* _TASK DESCRIPTION_: Return every line below in which "excessive" appears.
..........
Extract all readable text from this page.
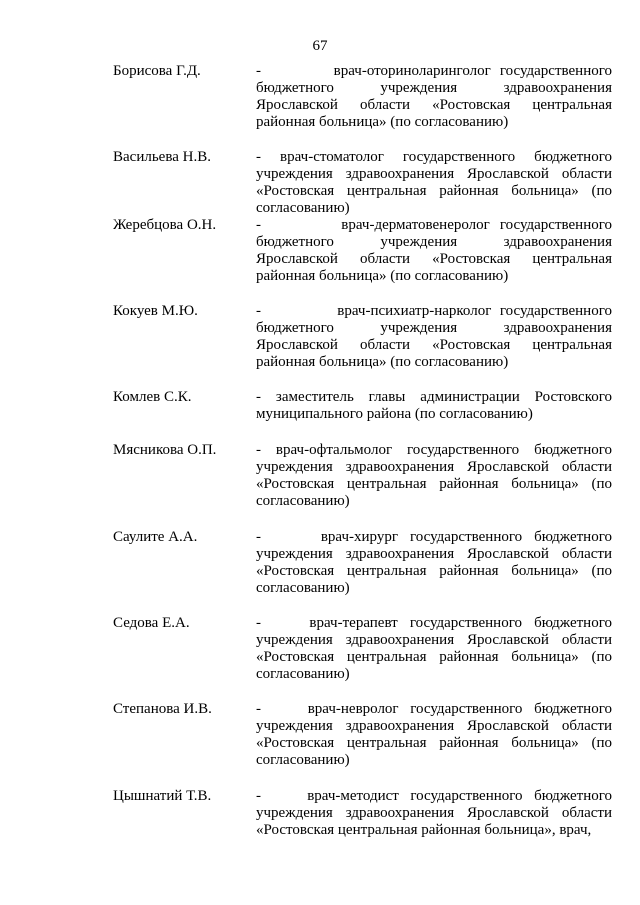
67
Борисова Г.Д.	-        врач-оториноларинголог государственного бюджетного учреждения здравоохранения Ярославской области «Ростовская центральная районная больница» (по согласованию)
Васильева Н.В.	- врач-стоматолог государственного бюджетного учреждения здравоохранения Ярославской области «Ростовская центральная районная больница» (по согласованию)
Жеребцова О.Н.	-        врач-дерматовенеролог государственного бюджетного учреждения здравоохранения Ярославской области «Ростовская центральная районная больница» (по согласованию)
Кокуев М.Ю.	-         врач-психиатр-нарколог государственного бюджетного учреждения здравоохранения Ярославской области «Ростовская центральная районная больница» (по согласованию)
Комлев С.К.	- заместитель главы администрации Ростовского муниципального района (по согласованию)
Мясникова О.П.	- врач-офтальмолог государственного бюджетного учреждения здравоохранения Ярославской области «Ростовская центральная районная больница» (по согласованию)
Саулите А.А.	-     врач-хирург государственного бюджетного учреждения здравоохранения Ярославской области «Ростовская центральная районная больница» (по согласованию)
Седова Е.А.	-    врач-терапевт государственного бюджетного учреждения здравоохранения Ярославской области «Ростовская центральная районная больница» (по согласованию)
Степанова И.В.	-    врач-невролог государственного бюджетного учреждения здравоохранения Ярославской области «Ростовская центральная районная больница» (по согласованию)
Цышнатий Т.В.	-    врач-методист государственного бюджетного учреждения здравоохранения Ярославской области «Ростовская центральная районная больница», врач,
..........
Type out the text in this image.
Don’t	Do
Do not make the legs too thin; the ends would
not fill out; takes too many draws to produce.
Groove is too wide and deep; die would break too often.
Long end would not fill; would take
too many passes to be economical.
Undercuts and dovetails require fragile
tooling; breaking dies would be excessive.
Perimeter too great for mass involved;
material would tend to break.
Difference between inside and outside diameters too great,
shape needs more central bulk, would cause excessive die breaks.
..........
* _WRITTEN ANSWER_:
tooling; breaking dies would be excessive.
shape needs more central bulk, would cause excessive die breaks.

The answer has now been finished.